TEXT SECTION below:
        l_commitdate as commit_date,
        l_receiptdate as receipt_date
    
    from source
    
    )
    
    select * from renamed
  3. Run the command dbt run -m stg_tpch_line_items to create the table in your Redshift database.

  4. Create a new file in the tpch folder called stg_tpch_orders.sql.

  5. Paste the following code into the file:

    {{ config(materialized='table') }}
    
    with source as (
    
    select * from {{ source('tpch', 'orders') }}
    
    ),
    
    
    renamed as (
    
    select
        
        o_orderkey as order_key,
        o_custkey as customer_key,
        o_orderstatus as status_code,
        o_totalprice as total_price,
        o_orderdate as order_date,
        o_orderpriority as priority_code,
        o_clerk as clerk_name,
        o_shippriority as ship_priority
    
    from source
    
    )
    
    select * from renamed
  6. Run dbt run -m stg_tpch_orders to create the object.

  7. Create the folder marts in your models subdirectory.

  8. Create the folder core in your marts folder.

  9. Create the file fct_order_item.sql in the core folder.

  10. Paste in this code into the file:

    with orders as (
        
    select * from {{ ref('stg_tpch_orders') }}
    
    ),
    
    line_item as (
    
    select * from {{ ref('stg_tpch_line_items') }}
    
    )
    select 
    
    line_item.order_item_key,
    orders.order_key,
    orders.customer_key,
    line_item.part_key,
    line_item.supplier_key,
    orders.order_date,
    orders.status_code as order_status_code,
        
        
    line_item.return_flag,
        
    line_item.line_number,
    line_item.status_code as order_item_status_code,
    line_item.ship_date,
    line_item.commit_date,
    line_item.receipt_date,
    line_item.ship_mode,
    line_item.extended_price,
    line_item.quantity
    
    from
    orders
    inner join line_item
        on orders.order_key = line_item.order_key
    order by
    orders.order_date
  11. Run model using dbt run -m fct_order_item

  12. Rename the column ship_mode in fct_order_item to ship_method. Rename the column l_shipmode in stg_tpch_line_items

  13. Run the command dbt run -m stg_tpch_line_items+ to run the staging model and its dependencies.
End of TEXT SECTION.
- _COMPLETE THE FOLLOWING_:
a – In the dbt tutorial steps, what command runs the staging model together with its dependencies?
b – Reproduce the part of the dbt tutorial that opens with the words containing "7. Create the" and closes with "the core folder.".
c – Extend the dbt tutorial with the steps that follow the last one shown.
SUPPLIED ENTRIES below:
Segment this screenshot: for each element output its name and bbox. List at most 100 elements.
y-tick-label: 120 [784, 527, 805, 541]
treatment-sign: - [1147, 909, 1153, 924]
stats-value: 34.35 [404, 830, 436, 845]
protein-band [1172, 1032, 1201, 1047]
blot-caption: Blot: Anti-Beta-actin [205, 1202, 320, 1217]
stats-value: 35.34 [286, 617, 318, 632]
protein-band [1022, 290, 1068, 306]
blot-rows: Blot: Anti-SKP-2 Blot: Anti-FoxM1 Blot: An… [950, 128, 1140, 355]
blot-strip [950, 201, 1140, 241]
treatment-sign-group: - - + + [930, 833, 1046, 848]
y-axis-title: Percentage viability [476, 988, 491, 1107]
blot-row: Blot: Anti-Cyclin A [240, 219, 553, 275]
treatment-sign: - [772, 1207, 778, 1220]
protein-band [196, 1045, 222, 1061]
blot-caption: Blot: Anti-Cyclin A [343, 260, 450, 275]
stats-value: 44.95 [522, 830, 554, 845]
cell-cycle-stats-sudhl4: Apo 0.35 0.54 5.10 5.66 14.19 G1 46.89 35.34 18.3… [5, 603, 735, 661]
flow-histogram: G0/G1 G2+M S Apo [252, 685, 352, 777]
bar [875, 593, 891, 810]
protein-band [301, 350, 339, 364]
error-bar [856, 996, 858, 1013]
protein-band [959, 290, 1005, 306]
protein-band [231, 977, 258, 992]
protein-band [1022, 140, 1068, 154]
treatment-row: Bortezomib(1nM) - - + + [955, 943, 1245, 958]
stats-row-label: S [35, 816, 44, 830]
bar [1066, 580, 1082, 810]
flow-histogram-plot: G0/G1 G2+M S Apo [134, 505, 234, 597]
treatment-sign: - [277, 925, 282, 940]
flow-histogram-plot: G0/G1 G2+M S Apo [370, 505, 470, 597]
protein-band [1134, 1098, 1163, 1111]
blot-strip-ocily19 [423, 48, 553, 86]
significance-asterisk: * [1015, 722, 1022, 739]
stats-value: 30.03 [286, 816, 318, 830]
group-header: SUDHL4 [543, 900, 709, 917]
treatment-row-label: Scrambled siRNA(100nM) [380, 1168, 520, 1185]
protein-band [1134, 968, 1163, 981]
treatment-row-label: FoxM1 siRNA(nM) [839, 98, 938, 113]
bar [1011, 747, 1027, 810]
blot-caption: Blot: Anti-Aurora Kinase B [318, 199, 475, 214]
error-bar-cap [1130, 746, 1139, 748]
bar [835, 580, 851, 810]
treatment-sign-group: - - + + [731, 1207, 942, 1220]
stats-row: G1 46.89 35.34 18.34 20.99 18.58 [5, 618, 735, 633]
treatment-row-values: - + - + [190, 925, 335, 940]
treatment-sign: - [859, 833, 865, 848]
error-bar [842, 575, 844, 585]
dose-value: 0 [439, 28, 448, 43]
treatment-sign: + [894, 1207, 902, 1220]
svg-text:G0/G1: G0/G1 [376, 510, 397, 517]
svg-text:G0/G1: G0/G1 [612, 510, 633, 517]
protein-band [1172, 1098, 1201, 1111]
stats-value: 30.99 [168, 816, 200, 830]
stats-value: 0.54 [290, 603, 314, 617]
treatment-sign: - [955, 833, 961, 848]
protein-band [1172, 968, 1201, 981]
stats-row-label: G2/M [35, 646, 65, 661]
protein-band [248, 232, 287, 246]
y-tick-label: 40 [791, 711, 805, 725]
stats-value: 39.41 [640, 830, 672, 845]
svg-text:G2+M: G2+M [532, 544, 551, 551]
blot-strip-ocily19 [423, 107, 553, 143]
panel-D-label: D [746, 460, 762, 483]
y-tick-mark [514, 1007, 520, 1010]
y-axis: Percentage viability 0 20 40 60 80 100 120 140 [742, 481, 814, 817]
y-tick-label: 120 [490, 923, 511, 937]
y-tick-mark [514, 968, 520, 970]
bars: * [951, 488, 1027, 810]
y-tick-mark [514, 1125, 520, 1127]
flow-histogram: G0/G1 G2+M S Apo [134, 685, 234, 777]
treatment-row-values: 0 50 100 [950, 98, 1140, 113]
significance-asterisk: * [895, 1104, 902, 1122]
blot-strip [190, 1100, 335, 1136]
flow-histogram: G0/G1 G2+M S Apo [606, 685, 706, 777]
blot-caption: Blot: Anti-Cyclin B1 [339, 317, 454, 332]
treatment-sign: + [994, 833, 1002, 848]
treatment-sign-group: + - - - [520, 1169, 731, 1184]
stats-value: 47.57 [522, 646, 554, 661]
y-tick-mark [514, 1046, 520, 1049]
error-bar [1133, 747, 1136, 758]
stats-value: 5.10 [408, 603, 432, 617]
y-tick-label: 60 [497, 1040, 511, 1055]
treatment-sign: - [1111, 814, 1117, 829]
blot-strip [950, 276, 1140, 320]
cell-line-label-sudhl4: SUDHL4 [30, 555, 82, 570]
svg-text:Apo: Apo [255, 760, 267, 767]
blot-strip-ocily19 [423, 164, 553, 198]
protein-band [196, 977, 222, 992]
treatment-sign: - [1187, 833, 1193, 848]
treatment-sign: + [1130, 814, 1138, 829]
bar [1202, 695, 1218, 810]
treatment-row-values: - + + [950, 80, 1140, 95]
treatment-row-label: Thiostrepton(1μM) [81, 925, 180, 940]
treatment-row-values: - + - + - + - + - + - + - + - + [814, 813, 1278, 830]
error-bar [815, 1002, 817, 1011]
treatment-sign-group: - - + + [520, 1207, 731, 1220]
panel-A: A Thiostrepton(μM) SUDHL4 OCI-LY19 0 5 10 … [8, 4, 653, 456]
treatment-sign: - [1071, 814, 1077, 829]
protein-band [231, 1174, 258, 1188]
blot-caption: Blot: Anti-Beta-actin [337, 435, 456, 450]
End of SUPPLIED ENTRIES.
- _ANSWERS_:
a – dbt run -m stg_tpch_line_items+

b –
7. Create the folder marts in your models subdirectory.

  8. Create the folder core in your marts folder.

  9. Create the file fct_order_item.sql in the core folder.

c –
  14. Create a new file called tpch.yml in your tpch folder.

  15. In the model, paste the following code:

    version: 2
    
    models:
        - name: stg_tpch_line_items
          description: "Staging model for raw external line items table in S3"
          columns:
              - name: order_item_key
                description: "The primary key for this table"
                tests:
                    - unique
                    - not_null
  16. Add to the schema.yml file with a description and primary key tests for the stg_tpch_orders model. Your final schema.yml file will look like this:

    version: 2
    
    models:
        - name: stg_tpch_line_items
          description: "Staging model for raw external line items table in S3"
          columns:
              - name: order_item_key
                description: "The primary key for this table"
                tests:
                    - unique
                    - not_null
        
        - name: stg_tpch_orders
          description: "Staging model for raw external orders table in S3"
          columns:
              - name: order_key
                description: "The primary key for this table"
                tests:
                    - unique
                    - not_null    
  17. Add a core.yml file to the core.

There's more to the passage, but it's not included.